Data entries
━━━
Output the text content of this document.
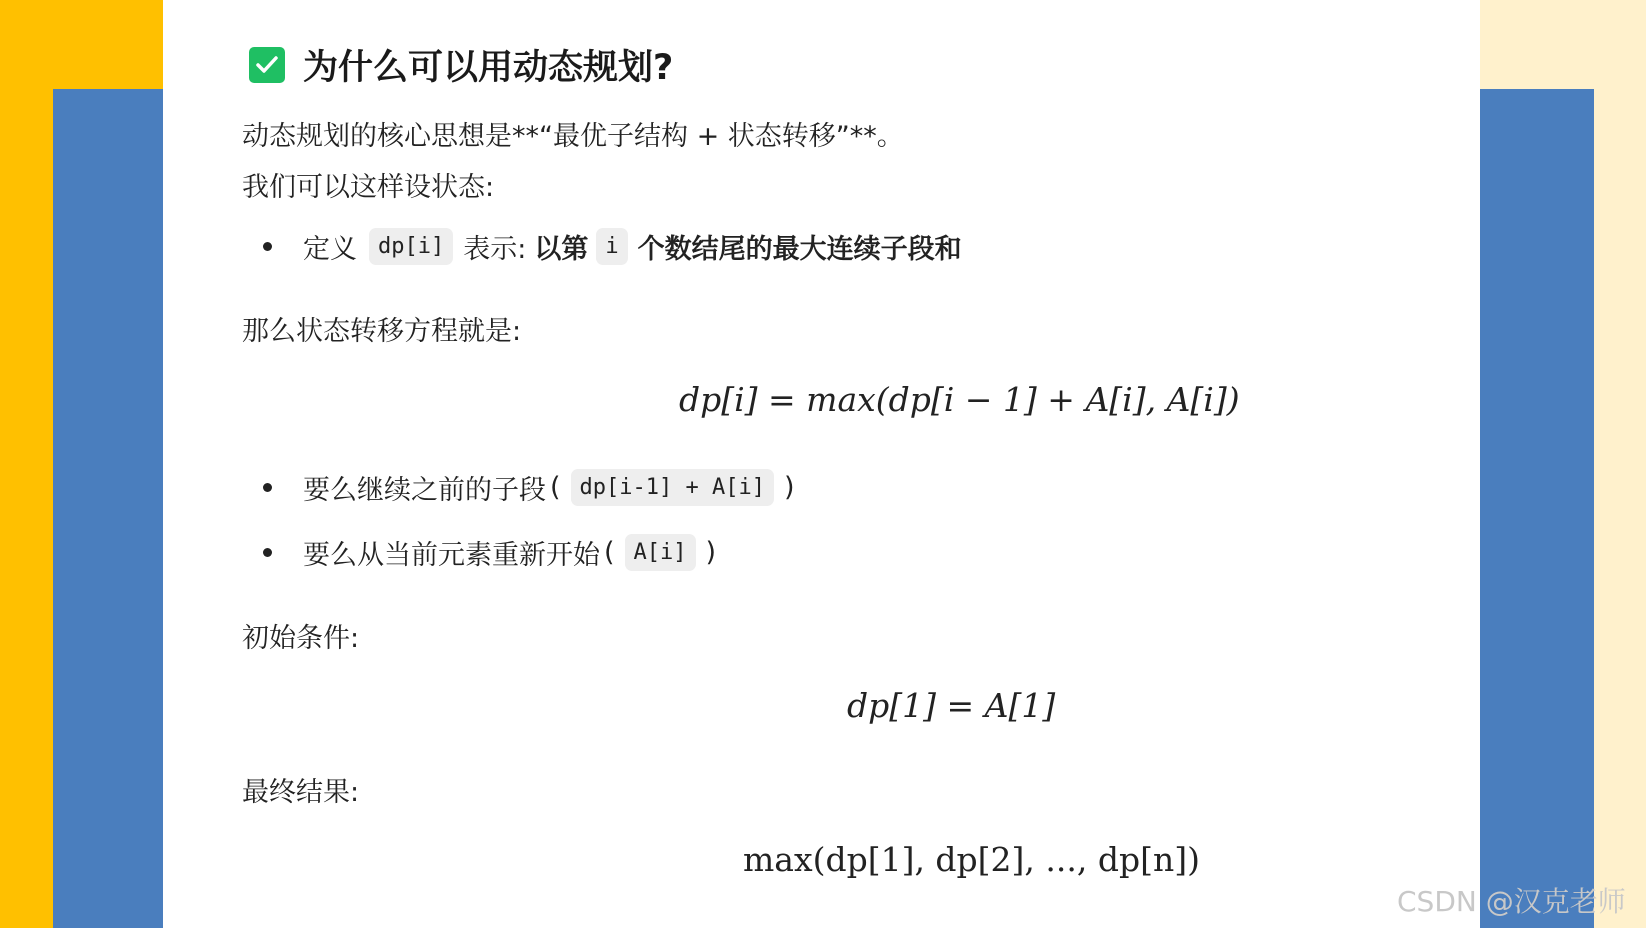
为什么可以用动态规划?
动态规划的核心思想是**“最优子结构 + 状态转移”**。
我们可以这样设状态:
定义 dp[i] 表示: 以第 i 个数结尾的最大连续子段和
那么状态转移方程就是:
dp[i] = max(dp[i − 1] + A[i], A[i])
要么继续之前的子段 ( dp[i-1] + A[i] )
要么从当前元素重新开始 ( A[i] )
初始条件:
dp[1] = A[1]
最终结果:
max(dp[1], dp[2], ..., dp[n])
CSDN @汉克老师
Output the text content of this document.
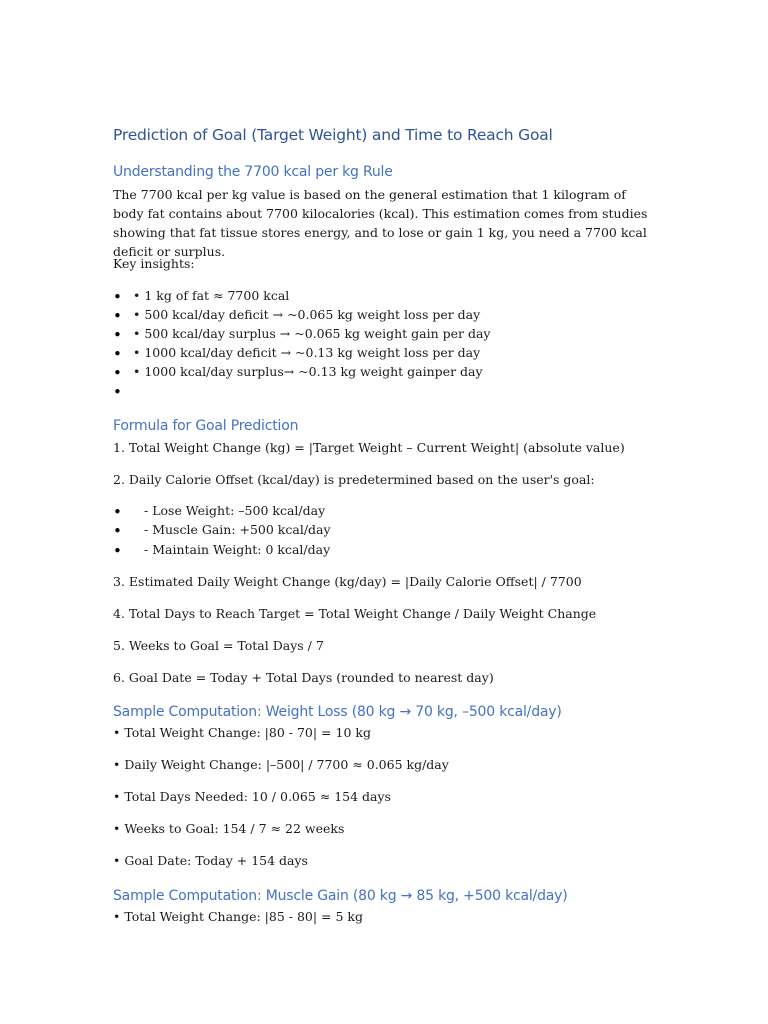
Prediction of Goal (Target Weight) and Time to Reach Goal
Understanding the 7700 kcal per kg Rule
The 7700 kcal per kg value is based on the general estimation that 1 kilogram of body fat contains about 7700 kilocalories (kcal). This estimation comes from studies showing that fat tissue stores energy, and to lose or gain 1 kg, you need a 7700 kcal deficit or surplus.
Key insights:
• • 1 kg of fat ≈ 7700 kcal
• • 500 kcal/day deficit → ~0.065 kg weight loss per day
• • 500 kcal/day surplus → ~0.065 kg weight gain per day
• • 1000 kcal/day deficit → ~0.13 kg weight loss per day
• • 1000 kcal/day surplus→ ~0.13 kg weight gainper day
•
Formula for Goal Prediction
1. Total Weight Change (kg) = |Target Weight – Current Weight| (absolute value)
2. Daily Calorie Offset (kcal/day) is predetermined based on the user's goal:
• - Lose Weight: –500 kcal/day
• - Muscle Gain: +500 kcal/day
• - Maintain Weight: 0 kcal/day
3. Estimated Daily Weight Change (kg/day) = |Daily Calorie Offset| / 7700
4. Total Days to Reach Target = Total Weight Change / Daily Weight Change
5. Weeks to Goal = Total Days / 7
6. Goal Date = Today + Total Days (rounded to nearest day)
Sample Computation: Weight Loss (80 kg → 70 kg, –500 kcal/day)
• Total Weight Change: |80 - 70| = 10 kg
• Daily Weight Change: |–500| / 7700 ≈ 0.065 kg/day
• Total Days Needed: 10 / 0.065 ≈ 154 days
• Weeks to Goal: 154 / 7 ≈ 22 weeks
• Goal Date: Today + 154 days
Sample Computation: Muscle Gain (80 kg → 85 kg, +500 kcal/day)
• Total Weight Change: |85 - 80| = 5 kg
━━━
■ What you are asked to do: Working from the entries above, return all lines that contain "Date".

■ Correct result:
6. Goal Date = Today + Total Days (rounded to nearest day)
• Goal Date: Today + 154 days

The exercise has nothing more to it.